Written request =
Leave out the images and repeat the listing below without a single change.

Given records =
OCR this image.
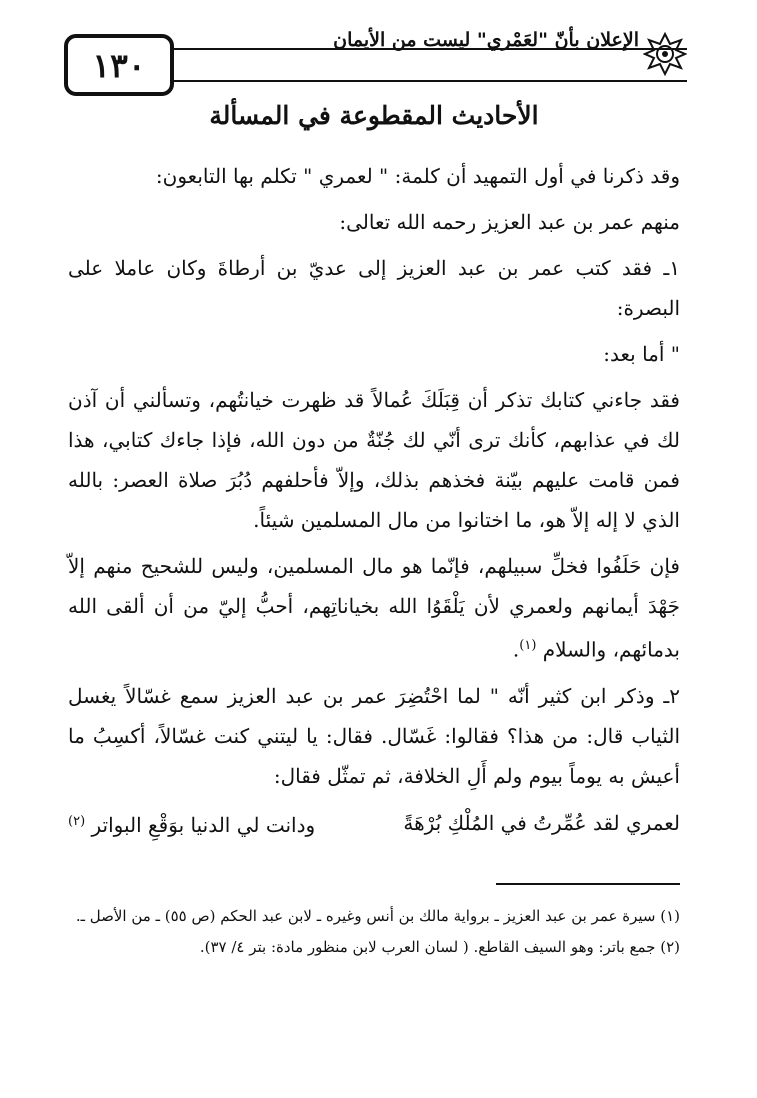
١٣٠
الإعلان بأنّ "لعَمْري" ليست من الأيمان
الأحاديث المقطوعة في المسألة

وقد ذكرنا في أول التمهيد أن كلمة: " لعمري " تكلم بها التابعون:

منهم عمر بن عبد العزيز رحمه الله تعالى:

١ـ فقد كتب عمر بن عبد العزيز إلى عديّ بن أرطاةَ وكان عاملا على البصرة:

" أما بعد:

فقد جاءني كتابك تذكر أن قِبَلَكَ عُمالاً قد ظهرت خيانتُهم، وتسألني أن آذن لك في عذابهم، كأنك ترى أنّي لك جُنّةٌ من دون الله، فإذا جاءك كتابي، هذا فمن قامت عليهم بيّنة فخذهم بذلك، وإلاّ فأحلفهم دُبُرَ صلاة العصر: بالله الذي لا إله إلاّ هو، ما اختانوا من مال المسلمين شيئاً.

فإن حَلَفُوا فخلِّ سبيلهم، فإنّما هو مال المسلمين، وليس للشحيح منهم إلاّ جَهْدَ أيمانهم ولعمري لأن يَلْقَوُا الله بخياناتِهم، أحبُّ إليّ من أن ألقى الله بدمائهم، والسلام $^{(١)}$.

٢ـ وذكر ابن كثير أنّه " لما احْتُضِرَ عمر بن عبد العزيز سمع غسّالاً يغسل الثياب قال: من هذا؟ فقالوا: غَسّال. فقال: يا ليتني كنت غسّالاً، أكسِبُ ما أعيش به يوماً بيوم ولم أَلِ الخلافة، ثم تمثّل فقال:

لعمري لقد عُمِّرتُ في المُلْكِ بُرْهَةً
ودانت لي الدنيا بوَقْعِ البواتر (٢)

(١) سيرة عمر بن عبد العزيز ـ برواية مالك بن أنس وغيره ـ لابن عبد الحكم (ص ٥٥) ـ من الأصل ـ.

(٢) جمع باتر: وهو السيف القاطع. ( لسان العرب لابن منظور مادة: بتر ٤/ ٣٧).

Solution to the exercise =
OCR this image.
١٣٠
الإعلان بأنّ "لعَمْري" ليست من الأيمان
الأحاديث المقطوعة في المسألة

وقد ذكرنا في أول التمهيد أن كلمة: " لعمري " تكلم بها التابعون:

منهم عمر بن عبد العزيز رحمه الله تعالى:

١ـ فقد كتب عمر بن عبد العزيز إلى عديّ بن أرطاةَ وكان عاملا على البصرة:

" أما بعد:

فقد جاءني كتابك تذكر أن قِبَلَكَ عُمالاً قد ظهرت خيانتُهم، وتسألني أن آذن لك في عذابهم، كأنك ترى أنّي لك جُنّةٌ من دون الله، فإذا جاءك كتابي، هذا فمن قامت عليهم بيّنة فخذهم بذلك، وإلاّ فأحلفهم دُبُرَ صلاة العصر: بالله الذي لا إله إلاّ هو، ما اختانوا من مال المسلمين شيئاً.

فإن حَلَفُوا فخلِّ سبيلهم، فإنّما هو مال المسلمين، وليس للشحيح منهم إلاّ جَهْدَ أيمانهم ولعمري لأن يَلْقَوُا الله بخياناتِهم، أحبُّ إليّ من أن ألقى الله بدمائهم، والسلام $^{(١)}$.

٢ـ وذكر ابن كثير أنّه " لما احْتُضِرَ عمر بن عبد العزيز سمع غسّالاً يغسل الثياب قال: من هذا؟ فقالوا: غَسّال. فقال: يا ليتني كنت غسّالاً، أكسِبُ ما أعيش به يوماً بيوم ولم أَلِ الخلافة، ثم تمثّل فقال:

لعمري لقد عُمِّرتُ في المُلْكِ بُرْهَةً
ودانت لي الدنيا بوَقْعِ البواتر (٢)

(١) سيرة عمر بن عبد العزيز ـ برواية مالك بن أنس وغيره ـ لابن عبد الحكم (ص ٥٥) ـ من الأصل ـ.

(٢) جمع باتر: وهو السيف القاطع. ( لسان العرب لابن منظور مادة: بتر ٤/ ٣٧).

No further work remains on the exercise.